[Raw items]
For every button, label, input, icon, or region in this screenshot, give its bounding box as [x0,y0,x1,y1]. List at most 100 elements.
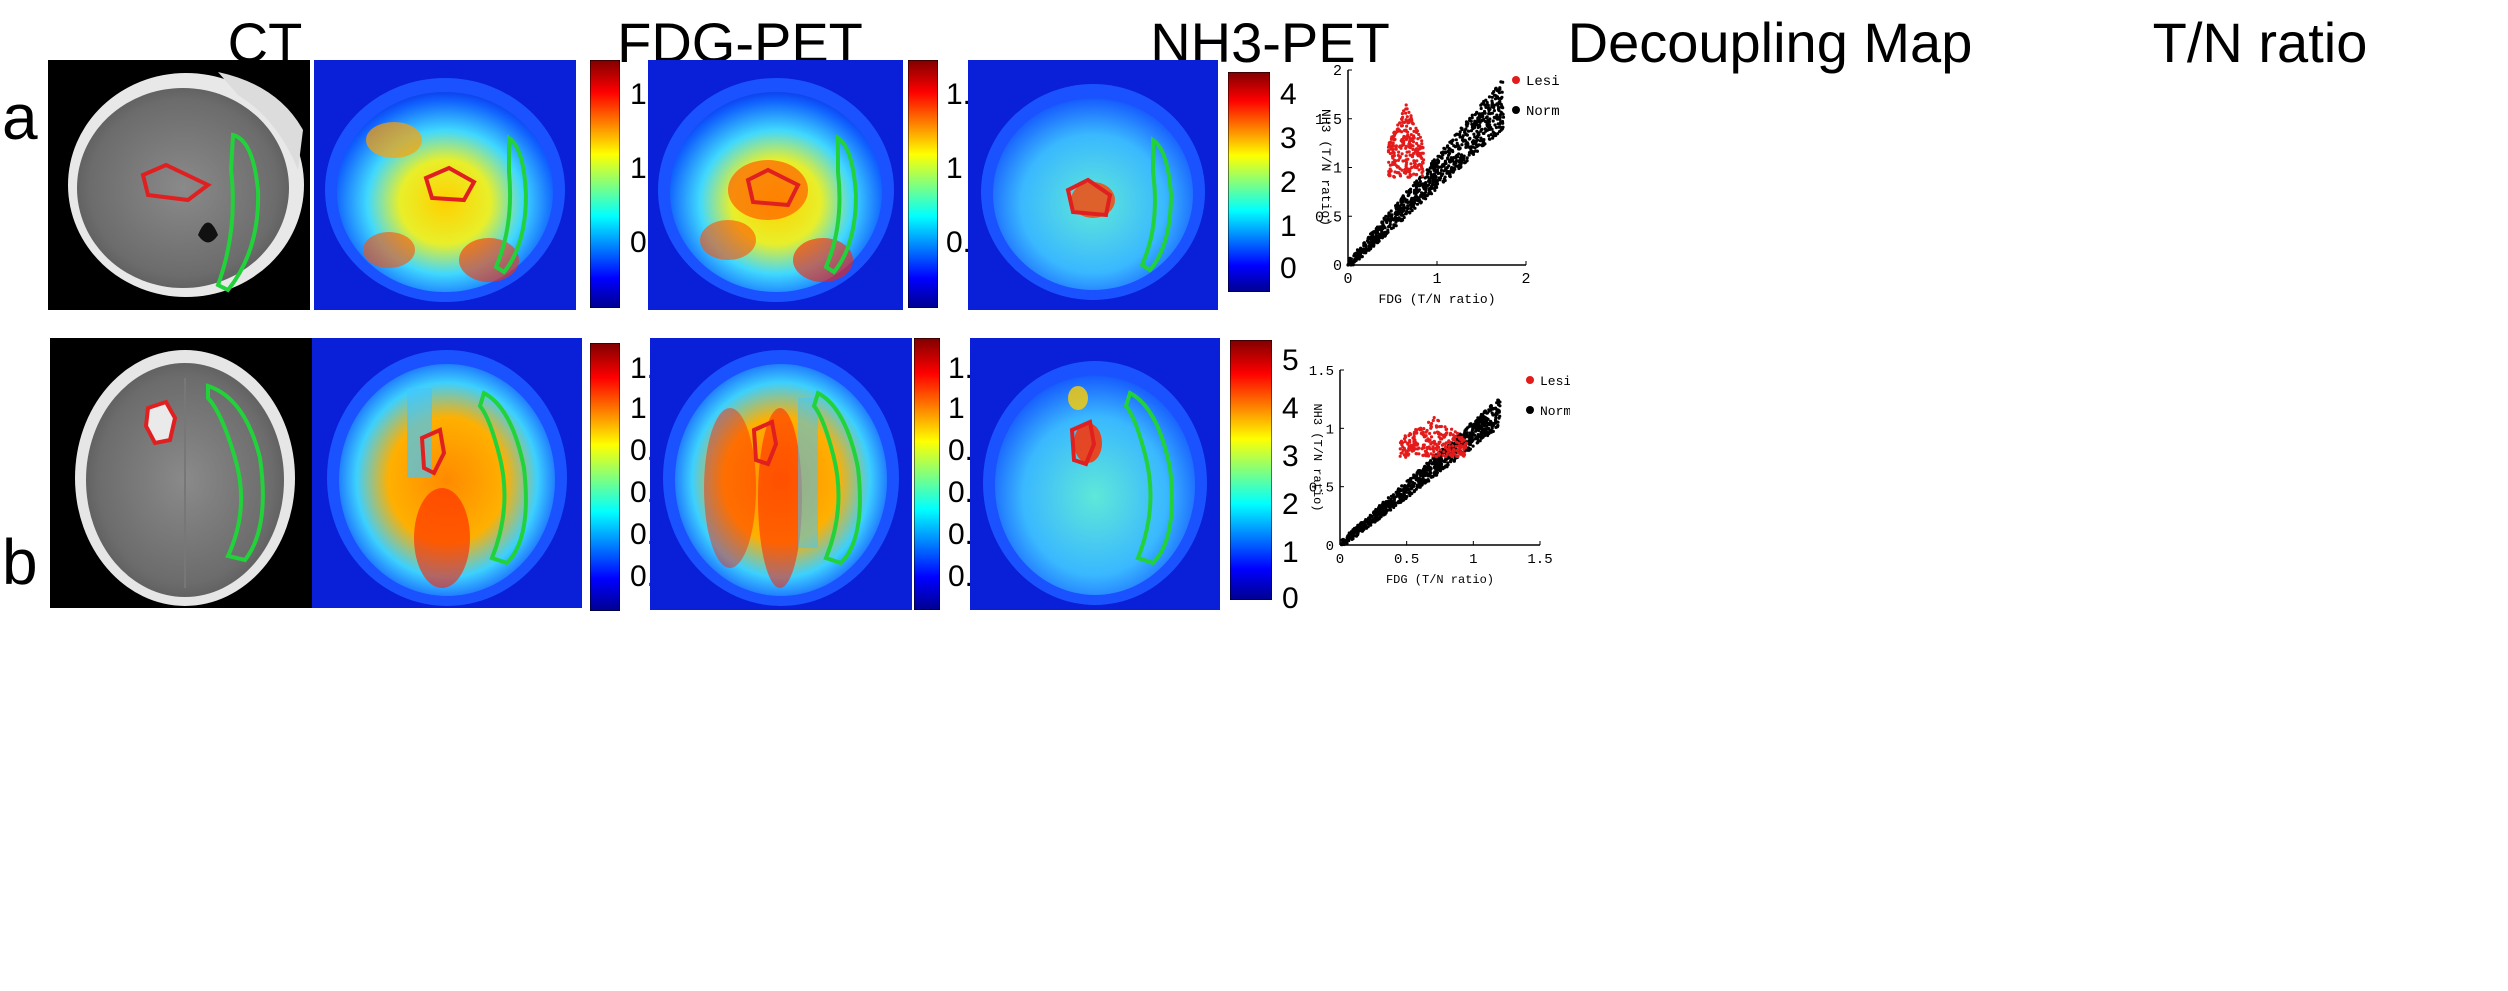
data-point [1474,436,1478,440]
data-point [1457,147,1461,151]
data-point [1495,113,1499,117]
data-point [1371,518,1375,522]
data-point [1483,103,1487,107]
data-point [1342,538,1346,542]
data-point [1381,231,1385,235]
data-point [1410,449,1414,453]
data-point [1415,152,1419,156]
data-point [1424,183,1428,188]
data-point [1449,156,1453,160]
data-point [1431,176,1435,180]
data-point [1468,435,1472,439]
data-point [1393,162,1397,166]
data-point [1412,161,1416,165]
data-point [1474,149,1478,153]
data-point [1441,180,1446,184]
data-point [1468,117,1472,121]
data-point [1464,127,1468,131]
data-point [1415,147,1419,151]
data-point [1420,482,1424,486]
data-point [1498,113,1502,117]
data-point [1400,451,1404,455]
data-point [1429,172,1433,176]
data-point [1442,465,1446,469]
data-point [1440,443,1444,447]
colorbar-tick: 2 [1280,166,1297,199]
data-point [1402,120,1407,124]
data-point [1493,132,1497,136]
data-point [1463,138,1467,142]
data-point [1404,488,1408,492]
data-point [1393,211,1397,215]
data-point [1412,443,1416,447]
data-point [1493,123,1497,127]
data-point [1442,164,1446,168]
data-point [1483,421,1487,425]
data-point [1398,121,1402,125]
data-point [1406,157,1410,161]
data-point [1415,472,1419,476]
data-point [1392,505,1396,510]
data-point [1490,111,1494,115]
data-point [1402,488,1406,492]
data-point [1487,95,1492,99]
data-point [1442,435,1446,439]
data-point [1448,172,1452,176]
data-point [1442,450,1446,454]
data-point [1412,489,1416,493]
data-point [1406,194,1410,198]
data-point [1400,484,1404,488]
data-point [1462,447,1466,451]
data-point [1487,423,1491,427]
data-point [1388,504,1392,508]
colorbar-tick: 1 [946,152,963,185]
data-point [1361,247,1365,251]
data-point [1433,470,1437,474]
data-point [1412,129,1416,133]
data-point [1422,196,1427,200]
data-point [1411,153,1415,157]
data-point [1459,156,1463,160]
data-point [1464,145,1468,149]
data-point [1420,156,1424,160]
data-point [1404,163,1408,167]
data-point [1443,446,1448,450]
colorbar-b-fdg [589,342,621,612]
data-point [1486,103,1490,107]
data-point [1398,156,1402,160]
data-point [1487,112,1491,116]
data-point [1497,125,1501,129]
data-point [1463,130,1467,134]
data-point [1473,119,1477,123]
data-point [1415,428,1419,432]
data-point [1490,95,1494,99]
data-point [1356,523,1360,527]
data-point [1490,104,1494,108]
data-point [1400,140,1405,144]
data-point [1428,177,1432,182]
data-point [1432,172,1437,176]
data-point [1432,416,1436,420]
data-point [1439,168,1444,172]
data-point [1436,419,1441,423]
data-point [1386,150,1391,154]
data-point [1370,231,1374,235]
data-point [1425,468,1429,472]
data-point [1487,134,1491,138]
data-point [1473,146,1477,150]
data-point [1501,115,1506,119]
data-point [1434,424,1438,428]
data-point [1419,431,1423,435]
data-point [1417,188,1421,192]
x-axis-label: FDG (T/N ratio) [1386,573,1494,587]
data-point [1412,430,1416,434]
data-point [1397,129,1401,133]
series-lesion [1386,103,1426,179]
data-point [1429,192,1434,196]
normal-roi [215,132,261,293]
data-point [1444,457,1449,461]
data-point [1453,430,1457,434]
data-point [1440,457,1444,461]
data-point [1470,113,1474,117]
data-point [1427,420,1431,424]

**YOUR INSTRUCTIONS:**
Copy out every line of the items above word for word, leaving out the pictures.

**CORRECT OUTPUT:**
For every button, label, input, icon, or region in this screenshot, give its bounding box as [x0,y0,x1,y1]. List at most 100 elements.
data-point [1474,436,1478,440]
data-point [1457,147,1461,151]
data-point [1495,113,1499,117]
data-point [1371,518,1375,522]
data-point [1483,103,1487,107]
data-point [1342,538,1346,542]
data-point [1381,231,1385,235]
data-point [1410,449,1414,453]
data-point [1415,152,1419,156]
data-point [1424,183,1428,188]
data-point [1449,156,1453,160]
data-point [1431,176,1435,180]
data-point [1468,435,1472,439]
data-point [1393,162,1397,166]
data-point [1412,161,1416,165]
data-point [1474,149,1478,153]
data-point [1441,180,1446,184]
data-point [1468,117,1472,121]
data-point [1464,127,1468,131]
data-point [1415,147,1419,151]
data-point [1420,482,1424,486]
data-point [1498,113,1502,117]
data-point [1400,451,1404,455]
data-point [1429,172,1433,176]
data-point [1442,465,1446,469]
data-point [1440,443,1444,447]
colorbar-tick: 2 [1280,166,1297,199]
data-point [1402,120,1407,124]
data-point [1493,132,1497,136]
data-point [1463,138,1467,142]
data-point [1404,488,1408,492]
data-point [1393,211,1397,215]
data-point [1412,443,1416,447]
data-point [1493,123,1497,127]
data-point [1442,164,1446,168]
data-point [1483,421,1487,425]
data-point [1398,121,1402,125]
data-point [1406,157,1410,161]
data-point [1415,472,1419,476]
data-point [1392,505,1396,510]
data-point [1490,111,1494,115]
data-point [1402,488,1406,492]
data-point [1487,95,1492,99]
data-point [1442,435,1446,439]
data-point [1448,172,1452,176]
data-point [1442,450,1446,454]
data-point [1412,489,1416,493]
data-point [1406,194,1410,198]
data-point [1400,484,1404,488]
data-point [1462,447,1466,451]
data-point [1487,423,1491,427]
data-point [1388,504,1392,508]
colorbar-tick: 1 [946,152,963,185]
data-point [1361,247,1365,251]
data-point [1433,470,1437,474]
data-point [1412,129,1416,133]
data-point [1422,196,1427,200]
data-point [1411,153,1415,157]
data-point [1459,156,1463,160]
data-point [1464,145,1468,149]
data-point [1420,156,1424,160]
data-point [1404,163,1408,167]
data-point [1443,446,1448,450]
colorbar-b-fdg [589,342,621,612]
data-point [1486,103,1490,107]
data-point [1398,156,1402,160]
data-point [1487,112,1491,116]
data-point [1497,125,1501,129]
data-point [1463,130,1467,134]
data-point [1473,119,1477,123]
data-point [1415,428,1419,432]
data-point [1490,95,1494,99]
data-point [1356,523,1360,527]
data-point [1490,104,1494,108]
data-point [1400,140,1405,144]
data-point [1428,177,1432,182]
data-point [1432,172,1437,176]
data-point [1432,416,1436,420]
data-point [1439,168,1444,172]
data-point [1436,419,1441,423]
data-point [1386,150,1391,154]
data-point [1370,231,1374,235]
data-point [1425,468,1429,472]
data-point [1487,134,1491,138]
data-point [1473,146,1477,150]
data-point [1501,115,1506,119]
data-point [1434,424,1438,428]
data-point [1419,431,1423,435]
data-point [1417,188,1421,192]
x-axis-label: FDG (T/N ratio) [1386,573,1494,587]
data-point [1412,430,1416,434]
data-point [1397,129,1401,133]
series-lesion [1386,103,1426,179]
data-point [1429,192,1434,196]
normal-roi [215,132,261,293]
data-point [1444,457,1449,461]
data-point [1453,430,1457,434]
data-point [1440,457,1444,461]
data-point [1470,113,1474,117]
data-point [1427,420,1431,424]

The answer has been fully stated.